→ TASK DESCRIPTION
Identify the lines containing the word "kind". Copy each one.

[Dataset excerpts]
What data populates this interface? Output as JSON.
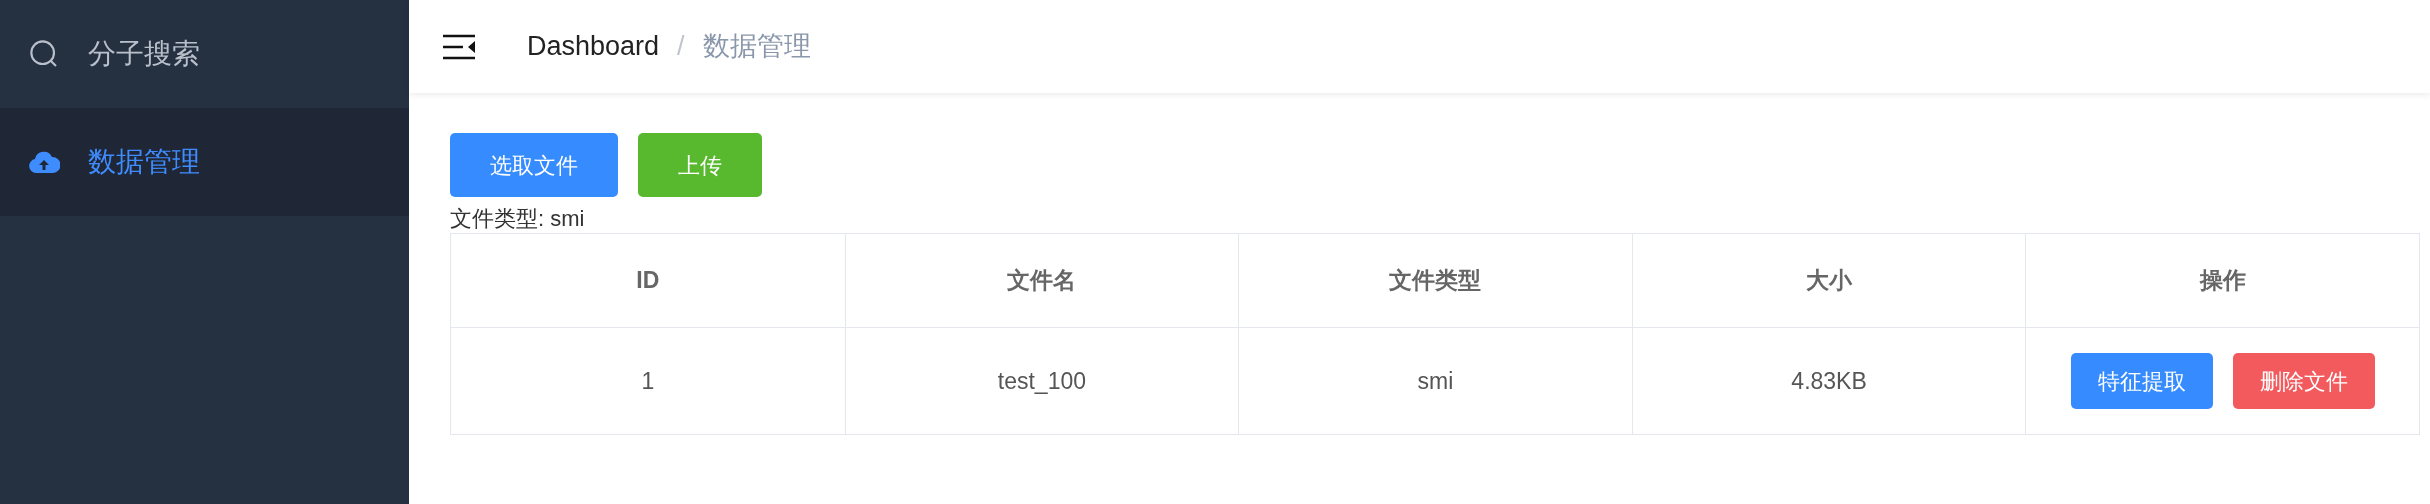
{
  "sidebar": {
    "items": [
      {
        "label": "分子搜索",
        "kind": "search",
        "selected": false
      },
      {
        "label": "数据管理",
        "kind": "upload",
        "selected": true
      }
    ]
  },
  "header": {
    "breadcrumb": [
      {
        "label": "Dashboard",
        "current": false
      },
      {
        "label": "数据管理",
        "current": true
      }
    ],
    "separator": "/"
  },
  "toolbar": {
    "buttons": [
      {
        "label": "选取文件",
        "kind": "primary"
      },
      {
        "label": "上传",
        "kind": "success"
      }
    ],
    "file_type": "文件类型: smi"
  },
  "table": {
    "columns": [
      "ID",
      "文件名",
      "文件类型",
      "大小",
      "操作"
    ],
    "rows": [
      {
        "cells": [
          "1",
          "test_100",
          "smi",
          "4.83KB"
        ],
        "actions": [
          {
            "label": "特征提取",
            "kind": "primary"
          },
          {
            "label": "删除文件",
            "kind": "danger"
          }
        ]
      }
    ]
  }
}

→ TASK RESPONSE
        "kind": "search",
        "kind": "upload",
        "kind": "primary"
        "kind": "success"
            "kind": "primary"
            "kind": "danger"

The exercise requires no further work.